→ EXERCISE INSTRUCTIONS
#1 In the bioinformatics text, what does the article provide for beginners?
#2 Decide whether each statement agrees with the bioinformatics text, and quote the deciding words: (a) Bioinformatics has become part of post-graduate research projects. (b) The article limits itself to how bioinformatics is used in hospitals. (c) Programming is appearing less often in undergraduate training.

→ SOURCE TEXT
__________________________________________________

Bioinformatics has revolutionized the modern life sciences and has become a component of many undergraduate training courses and post-graduate research projects. As such, we are seeing more bioinformatics and programming aspects within undergraduate training and so it is important to understand what bioinformatics is, why it is a necessity in modern research and how young academics can begin their journey as bioinformaticians. This article outlines the broad spectrum of what bioinformatics is used for within research labs and provides several resources for beginners to learn how to code and perform bioinformatic tasks.

__________________________________________________

→ DATA EXTRACT
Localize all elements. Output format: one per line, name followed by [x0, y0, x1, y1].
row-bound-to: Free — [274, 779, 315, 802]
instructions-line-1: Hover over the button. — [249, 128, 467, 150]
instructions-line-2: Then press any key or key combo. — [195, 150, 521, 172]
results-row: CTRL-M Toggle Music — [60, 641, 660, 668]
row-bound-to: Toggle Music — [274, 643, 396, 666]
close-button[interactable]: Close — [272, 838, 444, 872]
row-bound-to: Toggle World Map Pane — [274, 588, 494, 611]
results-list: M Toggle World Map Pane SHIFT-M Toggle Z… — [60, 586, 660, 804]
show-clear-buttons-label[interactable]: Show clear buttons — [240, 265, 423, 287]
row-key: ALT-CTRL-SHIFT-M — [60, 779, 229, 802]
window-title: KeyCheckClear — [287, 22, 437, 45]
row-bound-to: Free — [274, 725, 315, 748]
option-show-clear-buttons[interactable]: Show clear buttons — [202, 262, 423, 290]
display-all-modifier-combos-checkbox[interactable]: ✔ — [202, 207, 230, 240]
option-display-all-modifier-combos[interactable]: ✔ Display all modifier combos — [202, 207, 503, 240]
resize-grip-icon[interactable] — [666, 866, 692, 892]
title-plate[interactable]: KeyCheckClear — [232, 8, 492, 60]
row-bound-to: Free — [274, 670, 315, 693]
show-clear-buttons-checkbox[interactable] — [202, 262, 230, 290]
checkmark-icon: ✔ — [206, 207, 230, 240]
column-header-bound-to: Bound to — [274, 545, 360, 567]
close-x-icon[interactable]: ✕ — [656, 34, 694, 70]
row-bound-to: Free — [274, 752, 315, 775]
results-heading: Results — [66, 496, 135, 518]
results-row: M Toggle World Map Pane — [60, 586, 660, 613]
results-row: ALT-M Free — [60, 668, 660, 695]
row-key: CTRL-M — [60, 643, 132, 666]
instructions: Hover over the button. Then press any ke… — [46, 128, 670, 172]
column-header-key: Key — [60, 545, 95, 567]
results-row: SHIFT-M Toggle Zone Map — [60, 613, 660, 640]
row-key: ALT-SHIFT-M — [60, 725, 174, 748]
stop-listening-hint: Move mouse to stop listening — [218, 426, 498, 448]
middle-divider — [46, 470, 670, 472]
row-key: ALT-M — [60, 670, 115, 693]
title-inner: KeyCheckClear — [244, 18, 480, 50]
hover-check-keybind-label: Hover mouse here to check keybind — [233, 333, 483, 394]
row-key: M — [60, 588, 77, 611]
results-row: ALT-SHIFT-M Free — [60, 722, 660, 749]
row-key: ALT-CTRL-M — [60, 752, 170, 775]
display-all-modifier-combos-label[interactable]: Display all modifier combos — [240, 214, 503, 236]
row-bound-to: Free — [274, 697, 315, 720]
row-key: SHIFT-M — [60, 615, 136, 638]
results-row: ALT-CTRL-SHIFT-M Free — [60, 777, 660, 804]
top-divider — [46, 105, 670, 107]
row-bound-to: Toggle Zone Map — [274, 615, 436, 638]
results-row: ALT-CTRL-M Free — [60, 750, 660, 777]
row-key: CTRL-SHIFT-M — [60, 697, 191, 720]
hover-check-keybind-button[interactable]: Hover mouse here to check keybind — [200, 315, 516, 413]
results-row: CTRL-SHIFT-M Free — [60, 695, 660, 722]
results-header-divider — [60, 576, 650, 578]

__________________________________________________

→ PER-TASK OUTPUTS
#1 Several resources for learning how to code and perform bioinformatic tasks.

#2
(a) Yes: "has become a component of many undergraduate training courses and post-graduate research projects"
(b) No: "outlines the broad spectrum of what bioinformatics is used for within research labs"
(c) No: "we are seeing more bioinformatics and programming aspects within undergraduate training"